## Exercise goal
Your task is to copy the material exactly.

## Supplied records
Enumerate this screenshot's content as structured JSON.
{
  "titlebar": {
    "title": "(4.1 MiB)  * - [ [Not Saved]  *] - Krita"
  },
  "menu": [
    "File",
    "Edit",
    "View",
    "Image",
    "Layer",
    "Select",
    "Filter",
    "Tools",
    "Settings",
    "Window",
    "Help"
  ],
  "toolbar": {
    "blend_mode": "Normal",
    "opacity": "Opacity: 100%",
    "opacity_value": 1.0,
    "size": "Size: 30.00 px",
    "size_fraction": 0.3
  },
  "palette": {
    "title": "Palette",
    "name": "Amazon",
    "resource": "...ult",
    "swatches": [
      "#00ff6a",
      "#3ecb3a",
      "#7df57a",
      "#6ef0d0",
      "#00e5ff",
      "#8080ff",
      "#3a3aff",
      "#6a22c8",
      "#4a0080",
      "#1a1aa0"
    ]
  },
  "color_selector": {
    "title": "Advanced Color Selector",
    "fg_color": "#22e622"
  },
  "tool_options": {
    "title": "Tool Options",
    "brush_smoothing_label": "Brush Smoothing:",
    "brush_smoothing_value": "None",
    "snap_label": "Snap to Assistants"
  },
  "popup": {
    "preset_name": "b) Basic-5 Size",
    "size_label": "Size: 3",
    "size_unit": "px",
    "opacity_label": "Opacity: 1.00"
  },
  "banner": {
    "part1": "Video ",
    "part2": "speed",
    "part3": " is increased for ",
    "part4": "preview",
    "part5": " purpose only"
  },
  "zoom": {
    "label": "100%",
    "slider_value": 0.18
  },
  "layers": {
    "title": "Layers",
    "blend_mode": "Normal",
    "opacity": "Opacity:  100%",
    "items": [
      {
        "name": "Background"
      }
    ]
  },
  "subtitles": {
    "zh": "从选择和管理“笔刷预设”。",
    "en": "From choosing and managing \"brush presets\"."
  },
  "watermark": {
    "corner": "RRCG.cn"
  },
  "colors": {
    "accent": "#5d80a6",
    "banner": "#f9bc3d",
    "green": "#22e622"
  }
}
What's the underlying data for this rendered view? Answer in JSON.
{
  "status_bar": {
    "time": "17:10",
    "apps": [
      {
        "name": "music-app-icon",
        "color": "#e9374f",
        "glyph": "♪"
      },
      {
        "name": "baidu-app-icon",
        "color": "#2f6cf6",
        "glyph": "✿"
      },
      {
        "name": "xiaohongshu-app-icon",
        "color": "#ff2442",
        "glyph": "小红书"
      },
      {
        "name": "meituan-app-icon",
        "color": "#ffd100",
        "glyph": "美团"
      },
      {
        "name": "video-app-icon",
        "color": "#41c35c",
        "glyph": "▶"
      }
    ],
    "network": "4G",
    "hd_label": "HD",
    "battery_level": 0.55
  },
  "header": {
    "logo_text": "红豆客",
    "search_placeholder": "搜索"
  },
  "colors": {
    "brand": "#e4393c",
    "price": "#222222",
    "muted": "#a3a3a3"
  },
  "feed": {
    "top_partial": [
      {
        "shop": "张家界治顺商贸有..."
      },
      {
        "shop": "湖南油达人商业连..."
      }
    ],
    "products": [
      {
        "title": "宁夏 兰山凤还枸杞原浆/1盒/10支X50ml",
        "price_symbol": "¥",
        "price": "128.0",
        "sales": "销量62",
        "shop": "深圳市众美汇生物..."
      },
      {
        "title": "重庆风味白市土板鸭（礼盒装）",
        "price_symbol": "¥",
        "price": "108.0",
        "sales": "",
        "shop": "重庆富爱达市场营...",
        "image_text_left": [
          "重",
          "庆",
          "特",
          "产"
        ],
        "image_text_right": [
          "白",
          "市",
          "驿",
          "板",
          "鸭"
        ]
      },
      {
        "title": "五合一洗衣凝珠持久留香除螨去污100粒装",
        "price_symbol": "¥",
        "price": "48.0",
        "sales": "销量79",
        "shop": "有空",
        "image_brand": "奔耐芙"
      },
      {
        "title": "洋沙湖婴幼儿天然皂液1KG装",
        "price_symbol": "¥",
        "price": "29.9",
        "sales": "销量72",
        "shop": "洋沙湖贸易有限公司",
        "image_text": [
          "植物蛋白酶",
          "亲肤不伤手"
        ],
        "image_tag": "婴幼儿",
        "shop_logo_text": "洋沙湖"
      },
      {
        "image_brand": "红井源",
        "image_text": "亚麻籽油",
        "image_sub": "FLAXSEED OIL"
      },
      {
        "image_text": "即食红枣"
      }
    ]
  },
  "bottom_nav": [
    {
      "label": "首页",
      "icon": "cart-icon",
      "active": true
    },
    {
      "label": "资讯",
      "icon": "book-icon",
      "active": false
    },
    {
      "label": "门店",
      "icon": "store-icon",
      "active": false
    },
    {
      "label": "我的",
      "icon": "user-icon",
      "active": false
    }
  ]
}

## Answer
Enumerate this screenshot's content as structured JSON.
{
  "titlebar": {
    "title": "(4.1 MiB)  * - [ [Not Saved]  *] - Krita"
  },
  "menu": [
    "File",
    "Edit",
    "View",
    "Image",
    "Layer",
    "Select",
    "Filter",
    "Tools",
    "Settings",
    "Window",
    "Help"
  ],
  "toolbar": {
    "blend_mode": "Normal",
    "opacity": "Opacity: 100%",
    "opacity_value": 1.0,
    "size": "Size: 30.00 px",
    "size_fraction": 0.3
  },
  "palette": {
    "title": "Palette",
    "name": "Amazon",
    "resource": "...ult",
    "swatches": [
      "#00ff6a",
      "#3ecb3a",
      "#7df57a",
      "#6ef0d0",
      "#00e5ff",
      "#8080ff",
      "#3a3aff",
      "#6a22c8",
      "#4a0080",
      "#1a1aa0"
    ]
  },
  "color_selector": {
    "title": "Advanced Color Selector",
    "fg_color": "#22e622"
  },
  "tool_options": {
    "title": "Tool Options",
    "brush_smoothing_label": "Brush Smoothing:",
    "brush_smoothing_value": "None",
    "snap_label": "Snap to Assistants"
  },
  "popup": {
    "preset_name": "b) Basic-5 Size",
    "size_label": "Size: 3",
    "size_unit": "px",
    "opacity_label": "Opacity: 1.00"
  },
  "banner": {
    "part1": "Video ",
    "part2": "speed",
    "part3": " is increased for ",
    "part4": "preview",
    "part5": " purpose only"
  },
  "zoom": {
    "label": "100%",
    "slider_value": 0.18
  },
  "layers": {
    "title": "Layers",
    "blend_mode": "Normal",
    "opacity": "Opacity:  100%",
    "items": [
      {
        "name": "Background"
      }
    ]
  },
  "subtitles": {
    "zh": "从选择和管理“笔刷预设”。",
    "en": "From choosing and managing \"brush presets\"."
  },
  "watermark": {
    "corner": "RRCG.cn"
  },
  "colors": {
    "accent": "#5d80a6",
    "banner": "#f9bc3d",
    "green": "#22e622"
  }
}
What's the underlying data for this rendered view? Answer in JSON.
{
  "status_bar": {
    "time": "17:10",
    "apps": [
      {
        "name": "music-app-icon",
        "color": "#e9374f",
        "glyph": "♪"
      },
      {
        "name": "baidu-app-icon",
        "color": "#2f6cf6",
        "glyph": "✿"
      },
      {
        "name": "xiaohongshu-app-icon",
        "color": "#ff2442",
        "glyph": "小红书"
      },
      {
        "name": "meituan-app-icon",
        "color": "#ffd100",
        "glyph": "美团"
      },
      {
        "name": "video-app-icon",
        "color": "#41c35c",
        "glyph": "▶"
      }
    ],
    "network": "4G",
    "hd_label": "HD",
    "battery_level": 0.55
  },
  "header": {
    "logo_text": "红豆客",
    "search_placeholder": "搜索"
  },
  "colors": {
    "brand": "#e4393c",
    "price": "#222222",
    "muted": "#a3a3a3"
  },
  "feed": {
    "top_partial": [
      {
        "shop": "张家界治顺商贸有..."
      },
      {
        "shop": "湖南油达人商业连..."
      }
    ],
    "products": [
      {
        "title": "宁夏 兰山凤还枸杞原浆/1盒/10支X50ml",
        "price_symbol": "¥",
        "price": "128.0",
        "sales": "销量62",
        "shop": "深圳市众美汇生物..."
      },
      {
        "title": "重庆风味白市土板鸭（礼盒装）",
        "price_symbol": "¥",
        "price": "108.0",
        "sales": "",
        "shop": "重庆富爱达市场营...",
        "image_text_left": [
          "重",
          "庆",
          "特",
          "产"
        ],
        "image_text_right": [
          "白",
          "市",
          "驿",
          "板",
          "鸭"
        ]
      },
      {
        "title": "五合一洗衣凝珠持久留香除螨去污100粒装",
        "price_symbol": "¥",
        "price": "48.0",
        "sales": "销量79",
        "shop": "有空",
        "image_brand": "奔耐芙"
      },
      {
        "title": "洋沙湖婴幼儿天然皂液1KG装",
        "price_symbol": "¥",
        "price": "29.9",
        "sales": "销量72",
        "shop": "洋沙湖贸易有限公司",
        "image_text": [
          "植物蛋白酶",
          "亲肤不伤手"
        ],
        "image_tag": "婴幼儿",
        "shop_logo_text": "洋沙湖"
      },
      {
        "image_brand": "红井源",
        "image_text": "亚麻籽油",
        "image_sub": "FLAXSEED OIL"
      },
      {
        "image_text": "即食红枣"
      }
    ]
  },
  "bottom_nav": [
    {
      "label": "首页",
      "icon": "cart-icon",
      "active": true
    },
    {
      "label": "资讯",
      "icon": "book-icon",
      "active": false
    },
    {
      "label": "门店",
      "icon": "store-icon",
      "active": false
    },
    {
      "label": "我的",
      "icon": "user-icon",
      "active": false
    }
  ]
}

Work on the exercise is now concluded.